--- STATED GOAL ---
Repeat exactly each line of the data provided below.

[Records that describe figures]
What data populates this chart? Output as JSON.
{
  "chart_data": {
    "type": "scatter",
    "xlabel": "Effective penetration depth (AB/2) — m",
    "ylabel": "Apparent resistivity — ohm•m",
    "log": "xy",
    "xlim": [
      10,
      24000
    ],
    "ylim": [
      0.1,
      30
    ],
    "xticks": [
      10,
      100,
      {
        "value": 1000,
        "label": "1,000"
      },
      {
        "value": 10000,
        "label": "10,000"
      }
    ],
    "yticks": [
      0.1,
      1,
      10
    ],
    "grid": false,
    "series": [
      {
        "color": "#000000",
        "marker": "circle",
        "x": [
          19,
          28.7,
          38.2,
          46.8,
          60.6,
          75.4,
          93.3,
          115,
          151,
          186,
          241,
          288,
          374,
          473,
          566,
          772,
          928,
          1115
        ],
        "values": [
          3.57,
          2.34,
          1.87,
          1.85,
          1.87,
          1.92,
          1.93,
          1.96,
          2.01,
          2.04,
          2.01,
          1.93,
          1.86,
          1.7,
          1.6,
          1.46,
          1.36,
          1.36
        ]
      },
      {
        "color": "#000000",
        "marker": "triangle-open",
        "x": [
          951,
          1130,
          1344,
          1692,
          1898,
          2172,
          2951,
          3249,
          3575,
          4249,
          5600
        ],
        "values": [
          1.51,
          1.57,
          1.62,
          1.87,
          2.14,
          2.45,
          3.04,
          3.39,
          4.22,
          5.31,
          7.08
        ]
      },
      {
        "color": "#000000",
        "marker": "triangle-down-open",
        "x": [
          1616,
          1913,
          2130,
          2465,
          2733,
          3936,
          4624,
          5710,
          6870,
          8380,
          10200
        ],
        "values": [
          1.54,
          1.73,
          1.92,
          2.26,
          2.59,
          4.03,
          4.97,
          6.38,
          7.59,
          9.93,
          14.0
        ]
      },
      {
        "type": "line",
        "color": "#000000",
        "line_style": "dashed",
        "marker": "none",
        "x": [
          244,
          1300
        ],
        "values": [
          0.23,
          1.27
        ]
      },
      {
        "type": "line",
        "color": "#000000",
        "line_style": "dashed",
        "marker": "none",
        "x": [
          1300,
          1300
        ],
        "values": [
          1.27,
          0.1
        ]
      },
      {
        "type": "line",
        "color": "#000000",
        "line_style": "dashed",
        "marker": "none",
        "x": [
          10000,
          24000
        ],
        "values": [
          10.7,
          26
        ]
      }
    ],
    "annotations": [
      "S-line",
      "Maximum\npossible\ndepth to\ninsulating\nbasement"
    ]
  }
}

--- RIGHT ANSWER ---
What data populates this chart? Output as JSON.
{
  "chart_data": {
    "type": "scatter",
    "xlabel": "Effective penetration depth (AB/2) — m",
    "ylabel": "Apparent resistivity — ohm•m",
    "log": "xy",
    "xlim": [
      10,
      24000
    ],
    "ylim": [
      0.1,
      30
    ],
    "xticks": [
      10,
      100,
      {
        "value": 1000,
        "label": "1,000"
      },
      {
        "value": 10000,
        "label": "10,000"
      }
    ],
    "yticks": [
      0.1,
      1,
      10
    ],
    "grid": false,
    "series": [
      {
        "color": "#000000",
        "marker": "circle",
        "x": [
          19,
          28.7,
          38.2,
          46.8,
          60.6,
          75.4,
          93.3,
          115,
          151,
          186,
          241,
          288,
          374,
          473,
          566,
          772,
          928,
          1115
        ],
        "values": [
          3.57,
          2.34,
          1.87,
          1.85,
          1.87,
          1.92,
          1.93,
          1.96,
          2.01,
          2.04,
          2.01,
          1.93,
          1.86,
          1.7,
          1.6,
          1.46,
          1.36,
          1.36
        ]
      },
      {
        "color": "#000000",
        "marker": "triangle-open",
        "x": [
          951,
          1130,
          1344,
          1692,
          1898,
          2172,
          2951,
          3249,
          3575,
          4249,
          5600
        ],
        "values": [
          1.51,
          1.57,
          1.62,
          1.87,
          2.14,
          2.45,
          3.04,
          3.39,
          4.22,
          5.31,
          7.08
        ]
      },
      {
        "color": "#000000",
        "marker": "triangle-down-open",
        "x": [
          1616,
          1913,
          2130,
          2465,
          2733,
          3936,
          4624,
          5710,
          6870,
          8380,
          10200
        ],
        "values": [
          1.54,
          1.73,
          1.92,
          2.26,
          2.59,
          4.03,
          4.97,
          6.38,
          7.59,
          9.93,
          14.0
        ]
      },
      {
        "type": "line",
        "color": "#000000",
        "line_style": "dashed",
        "marker": "none",
        "x": [
          244,
          1300
        ],
        "values": [
          0.23,
          1.27
        ]
      },
      {
        "type": "line",
        "color": "#000000",
        "line_style": "dashed",
        "marker": "none",
        "x": [
          1300,
          1300
        ],
        "values": [
          1.27,
          0.1
        ]
      },
      {
        "type": "line",
        "color": "#000000",
        "line_style": "dashed",
        "marker": "none",
        "x": [
          10000,
          24000
        ],
        "values": [
          10.7,
          26
        ]
      }
    ],
    "annotations": [
      "S-line",
      "Maximum\npossible\ndepth to\ninsulating\nbasement"
    ]
  }
}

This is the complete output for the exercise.